-- Task --
Make an exact copy of the records, with the images left out.

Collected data
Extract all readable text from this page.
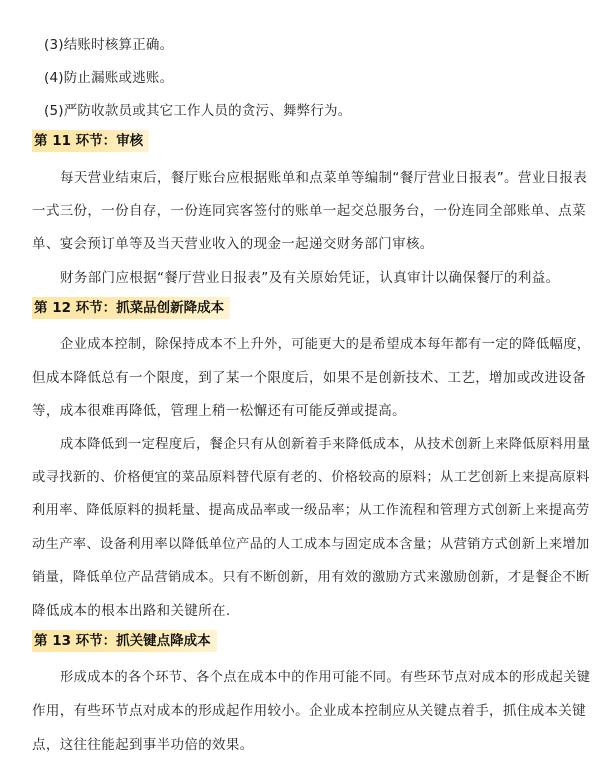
(3)结账时核算正确。
(4)防止漏账或逃账。
(5)严防收款员或其它工作人员的贪污、舞弊行为。
第 11 环节：审核
每天营业结束后，餐厅账台应根据账单和点菜单等编制“餐厅营业日报表”。营业日报表
一式三份，一份自存，一份连同宾客签付的账单一起交总服务台，一份连同全部账单、点菜
单、宴会预订单等及当天营业收入的现金一起递交财务部门审核。
财务部门应根据“餐厅营业日报表”及有关原始凭证，认真审计以确保餐厅的利益。
第 12 环节：抓菜品创新降成本
企业成本控制，除保持成本不上升外，可能更大的是希望成本每年都有一定的降低幅度，
但成本降低总有一个限度，到了某一个限度后，如果不是创新技术、工艺，增加或改进设备
等，成本很难再降低，管理上稍一松懈还有可能反弹或提高。
成本降低到一定程度后，餐企只有从创新着手来降低成本，从技术创新上来降低原料用量
或寻找新的、价格便宜的菜品原料替代原有老的、价格较高的原料；从工艺创新上来提高原料
利用率、降低原料的损耗量、提高成品率或一级品率；从工作流程和管理方式创新上来提高劳
动生产率、设备利用率以降低单位产品的人工成本与固定成本含量；从营销方式创新上来增加
销量，降低单位产品营销成本。只有不断创新，用有效的激励方式来激励创新，才是餐企不断
降低成本的根本出路和关键所在.
第 13 环节：抓关键点降成本
形成成本的各个环节、各个点在成本中的作用可能不同。有些环节点对成本的形成起关键
作用，有些环节点对成本的形成起作用较小。企业成本控制应从关键点着手，抓住成本关键
点，这往往能起到事半功倍的效果。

-- The response --
Extract all readable text from this page.
(3)结账时核算正确。
(4)防止漏账或逃账。
(5)严防收款员或其它工作人员的贪污、舞弊行为。
第 11 环节：审核
每天营业结束后，餐厅账台应根据账单和点菜单等编制“餐厅营业日报表”。营业日报表
一式三份，一份自存，一份连同宾客签付的账单一起交总服务台，一份连同全部账单、点菜
单、宴会预订单等及当天营业收入的现金一起递交财务部门审核。
财务部门应根据“餐厅营业日报表”及有关原始凭证，认真审计以确保餐厅的利益。
第 12 环节：抓菜品创新降成本
企业成本控制，除保持成本不上升外，可能更大的是希望成本每年都有一定的降低幅度，
但成本降低总有一个限度，到了某一个限度后，如果不是创新技术、工艺，增加或改进设备
等，成本很难再降低，管理上稍一松懈还有可能反弹或提高。
成本降低到一定程度后，餐企只有从创新着手来降低成本，从技术创新上来降低原料用量
或寻找新的、价格便宜的菜品原料替代原有老的、价格较高的原料；从工艺创新上来提高原料
利用率、降低原料的损耗量、提高成品率或一级品率；从工作流程和管理方式创新上来提高劳
动生产率、设备利用率以降低单位产品的人工成本与固定成本含量；从营销方式创新上来增加
销量，降低单位产品营销成本。只有不断创新，用有效的激励方式来激励创新，才是餐企不断
降低成本的根本出路和关键所在.
第 13 环节：抓关键点降成本
形成成本的各个环节、各个点在成本中的作用可能不同。有些环节点对成本的形成起关键
作用，有些环节点对成本的形成起作用较小。企业成本控制应从关键点着手，抓住成本关键
点，这往往能起到事半功倍的效果。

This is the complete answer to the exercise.